**Document section:**
## BEGIN
Behringer Advisors, LLC

15601 Dallas Parkway, Suite 600

Addison, Texas  75001

 

Re:          Third Quarter 2010 Asset Management Fees

 

Ladies and Gentlemen:

 

Reference is made to that certain Fifth Amended and Restated Advisory Agreement, dated as of December 29, 2006, as amended (the “Advisory Agreement”), by and between Behringer Harvard REIT I, Inc., a Maryland corporation (the “Company”), and Behringer Advisors, LLC, a Texas limited liability company (the “Advisor”).  Capitalized terms used herein but not defined herein shall have the meanings set forth in the Advisory Agreement.

 

In consideration of the mutual agreements and covenants contained herein, and for other good and valuable consideration, the receipt and sufficiency of which is hereby acknowledged, the Company and the Advisor hereby agree as follows:

 

1.             Third Quarter 2010 Asset Management Fees.  Notwithstanding anything to the contrary contained in the Advisory Agreement, the Advisor, on behalf of itself and its Affiliates, and its and their respective successors and assigns, hereby sets the Company’s obligation to pay the Asset Management Fee to the Advisor at $5,000,000 for the third quarter of 2010.  In doing so, the Advisor waives the Company’s obligation to pay approximately $2.3 million in additional asset management fees that would otherwise become due and payable during the quarter (based on assets held as of January 1, 2010).

 

2.             Ratification; Effect on Advisory Agreement.

 

(a)           Ratification.  The Advisory Agreement, as amended by this letter agreement, shall remain in full force and effect and is hereby ratified and confirmed in all respects.

 

(b)           Effect on the Advisory Agreement.  On and after the date hereof, each reference in the Advisory Agreement to “this Agreement,” “herein,” “hereof,” “hereunder,” or words of similar import shall mean and be a reference to the Advisory Agreement as amended hereby.

 

 



 

3.             Miscellaneous.

 

(a)           Governing Law; Venue.  This letter agreement and the legal relations between the parties hereto shall be construed and interpreted in accordance with the internal laws of the State of Texas without giving effect to its conflicts of law principles, and venue for any action brought with respect to any claims arising out of this letter agreement shall be brought exclusively in Dallas County, Texas.
## END
**Task prompt:** Carry on the letter agreement about the third quarter 2010 asset management fees, beginning right after its clause on governing law and venue.

**Record extracts:**
## BEGIN
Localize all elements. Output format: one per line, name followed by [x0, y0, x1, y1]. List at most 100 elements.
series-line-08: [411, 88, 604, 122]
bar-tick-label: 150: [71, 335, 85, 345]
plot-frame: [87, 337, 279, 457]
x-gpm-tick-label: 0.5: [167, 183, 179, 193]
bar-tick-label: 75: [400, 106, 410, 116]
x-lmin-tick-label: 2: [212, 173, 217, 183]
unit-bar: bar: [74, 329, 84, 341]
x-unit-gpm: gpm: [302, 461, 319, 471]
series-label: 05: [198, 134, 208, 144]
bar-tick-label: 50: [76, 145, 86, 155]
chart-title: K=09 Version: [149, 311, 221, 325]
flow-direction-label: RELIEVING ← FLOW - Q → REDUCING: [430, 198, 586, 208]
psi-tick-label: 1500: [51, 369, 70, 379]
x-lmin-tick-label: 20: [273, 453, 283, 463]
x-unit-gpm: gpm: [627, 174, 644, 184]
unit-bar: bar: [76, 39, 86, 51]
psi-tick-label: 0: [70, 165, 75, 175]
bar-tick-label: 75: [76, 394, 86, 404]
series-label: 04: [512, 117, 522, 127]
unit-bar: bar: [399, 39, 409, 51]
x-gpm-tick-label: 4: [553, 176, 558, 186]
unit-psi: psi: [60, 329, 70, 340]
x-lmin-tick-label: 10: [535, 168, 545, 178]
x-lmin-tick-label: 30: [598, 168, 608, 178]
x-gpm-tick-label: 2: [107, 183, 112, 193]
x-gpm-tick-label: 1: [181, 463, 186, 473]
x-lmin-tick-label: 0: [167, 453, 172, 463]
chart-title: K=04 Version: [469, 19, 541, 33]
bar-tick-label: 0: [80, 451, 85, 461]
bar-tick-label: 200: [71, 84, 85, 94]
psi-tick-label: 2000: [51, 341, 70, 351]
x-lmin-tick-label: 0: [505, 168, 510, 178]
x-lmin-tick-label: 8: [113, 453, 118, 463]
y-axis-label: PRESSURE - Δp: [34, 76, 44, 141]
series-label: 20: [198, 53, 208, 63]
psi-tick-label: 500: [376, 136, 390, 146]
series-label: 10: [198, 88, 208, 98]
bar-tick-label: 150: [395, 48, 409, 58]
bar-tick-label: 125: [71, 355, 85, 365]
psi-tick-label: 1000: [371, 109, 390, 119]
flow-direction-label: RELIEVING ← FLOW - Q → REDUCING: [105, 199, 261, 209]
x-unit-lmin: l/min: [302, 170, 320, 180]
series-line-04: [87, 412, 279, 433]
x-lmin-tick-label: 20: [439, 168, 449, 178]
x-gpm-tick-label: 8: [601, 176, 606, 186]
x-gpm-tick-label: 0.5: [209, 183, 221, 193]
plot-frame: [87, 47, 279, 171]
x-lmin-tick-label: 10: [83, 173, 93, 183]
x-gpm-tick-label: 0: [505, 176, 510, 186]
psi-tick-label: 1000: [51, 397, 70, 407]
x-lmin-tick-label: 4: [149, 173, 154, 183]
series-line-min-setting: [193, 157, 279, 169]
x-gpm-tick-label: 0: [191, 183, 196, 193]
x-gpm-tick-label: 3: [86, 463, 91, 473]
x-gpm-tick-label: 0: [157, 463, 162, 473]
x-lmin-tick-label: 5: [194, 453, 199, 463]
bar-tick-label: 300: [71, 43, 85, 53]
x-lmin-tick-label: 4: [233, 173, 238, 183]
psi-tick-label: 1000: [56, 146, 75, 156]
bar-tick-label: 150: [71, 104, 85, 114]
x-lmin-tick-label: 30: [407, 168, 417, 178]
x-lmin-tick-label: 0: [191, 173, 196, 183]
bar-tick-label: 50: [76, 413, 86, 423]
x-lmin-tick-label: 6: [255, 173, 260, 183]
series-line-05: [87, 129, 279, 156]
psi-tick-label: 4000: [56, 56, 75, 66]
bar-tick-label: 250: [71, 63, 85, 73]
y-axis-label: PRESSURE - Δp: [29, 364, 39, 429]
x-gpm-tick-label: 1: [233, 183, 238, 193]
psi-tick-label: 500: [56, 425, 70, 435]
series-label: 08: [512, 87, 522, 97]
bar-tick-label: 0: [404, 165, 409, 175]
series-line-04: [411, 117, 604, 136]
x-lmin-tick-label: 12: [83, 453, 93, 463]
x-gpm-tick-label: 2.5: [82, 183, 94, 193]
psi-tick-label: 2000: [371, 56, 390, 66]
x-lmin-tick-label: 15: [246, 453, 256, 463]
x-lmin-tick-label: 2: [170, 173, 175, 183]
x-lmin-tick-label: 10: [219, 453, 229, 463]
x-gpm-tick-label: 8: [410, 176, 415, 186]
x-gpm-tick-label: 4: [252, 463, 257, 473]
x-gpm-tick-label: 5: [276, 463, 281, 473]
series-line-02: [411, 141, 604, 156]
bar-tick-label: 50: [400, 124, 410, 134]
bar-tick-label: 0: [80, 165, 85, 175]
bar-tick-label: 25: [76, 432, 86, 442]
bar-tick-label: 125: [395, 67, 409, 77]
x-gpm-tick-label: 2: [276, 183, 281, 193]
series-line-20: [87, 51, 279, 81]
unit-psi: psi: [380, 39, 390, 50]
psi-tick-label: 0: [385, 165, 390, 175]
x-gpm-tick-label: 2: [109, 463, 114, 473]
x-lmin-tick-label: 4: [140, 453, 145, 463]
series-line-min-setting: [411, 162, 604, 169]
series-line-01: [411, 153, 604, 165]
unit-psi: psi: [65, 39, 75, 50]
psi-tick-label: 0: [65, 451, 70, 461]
## END
**Output of the task:**
 

(b)           Modification.  This letter agreement shall not be changed, modified, or amended, in whole or in part, except by an instrument in writing signed by both parties hereto, or their respective successors or assignees.

 

(c)           Headings.  The titles and headings of the sections and subsections contained in this letter agreement are for convenience only, and they neither form a part of this letter agreement nor are they to be used in the construction or interpretation hereof.

 

(d)           Severability.  The provisions of this letter agreement are independent of and severable from each other, and no provision shall be affected or rendered invalid or unenforceable by virtue of the fact that for any reason any other or others of them may be invalid or unenforceable in whole or in part.

 

(e)           Counterparts.  This letter agreement may be executed in multiple counterparts, each of which shall be deemed to be an original as against any party whose signature appears thereon, and all of which shall together constitute one and the same instrument.  This letter agreement shall become binding when one or more counterparts hereof, individually or taken together, shall bear the signatures of all of the parties reflected hereon as the signatories.  This letter agreement, to the extent signed and delivered by means of electronic mail or a facsimile machine, shall be treated in all manner and respects as an original agreement or instrument and shall be considered to have the same binding legal effect as if it were an original signed version thereof delivered in person.  No party hereto shall raise the use of electronic mail or a facsimile machine to deliver a signature or the fact that any signature was transmitted or communicated through the use of electronic mail or a facsimile machine as a defense to the formation or enforceability of a contract and each party hereto forever waives any such defense.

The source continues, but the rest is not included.